----- Supplied material -----

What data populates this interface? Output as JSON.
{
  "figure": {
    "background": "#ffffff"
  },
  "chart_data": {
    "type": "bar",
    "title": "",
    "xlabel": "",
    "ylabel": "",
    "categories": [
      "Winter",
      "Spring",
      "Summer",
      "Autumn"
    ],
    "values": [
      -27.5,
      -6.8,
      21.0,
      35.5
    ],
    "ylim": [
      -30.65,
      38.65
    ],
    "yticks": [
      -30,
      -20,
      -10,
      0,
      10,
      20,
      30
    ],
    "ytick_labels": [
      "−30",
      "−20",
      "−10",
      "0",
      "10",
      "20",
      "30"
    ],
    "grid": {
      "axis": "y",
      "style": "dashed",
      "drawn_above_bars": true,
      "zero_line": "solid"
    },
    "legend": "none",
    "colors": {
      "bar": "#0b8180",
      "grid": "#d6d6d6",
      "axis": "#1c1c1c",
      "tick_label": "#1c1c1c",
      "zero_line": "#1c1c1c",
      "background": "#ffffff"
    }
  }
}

-----

- **Direction**
Without omitting anything, output the entries exactly.

- **Problem solution**
What data populates this interface? Output as JSON.
{
  "figure": {
    "background": "#ffffff"
  },
  "chart_data": {
    "type": "bar",
    "title": "",
    "xlabel": "",
    "ylabel": "",
    "categories": [
      "Winter",
      "Spring",
      "Summer",
      "Autumn"
    ],
    "values": [
      -27.5,
      -6.8,
      21.0,
      35.5
    ],
    "ylim": [
      -30.65,
      38.65
    ],
    "yticks": [
      -30,
      -20,
      -10,
      0,
      10,
      20,
      30
    ],
    "ytick_labels": [
      "−30",
      "−20",
      "−10",
      "0",
      "10",
      "20",
      "30"
    ],
    "grid": {
      "axis": "y",
      "style": "dashed",
      "drawn_above_bars": true,
      "zero_line": "solid"
    },
    "legend": "none",
    "colors": {
      "bar": "#0b8180",
      "grid": "#d6d6d6",
      "axis": "#1c1c1c",
      "tick_label": "#1c1c1c",
      "zero_line": "#1c1c1c",
      "background": "#ffffff"
    }
  }
}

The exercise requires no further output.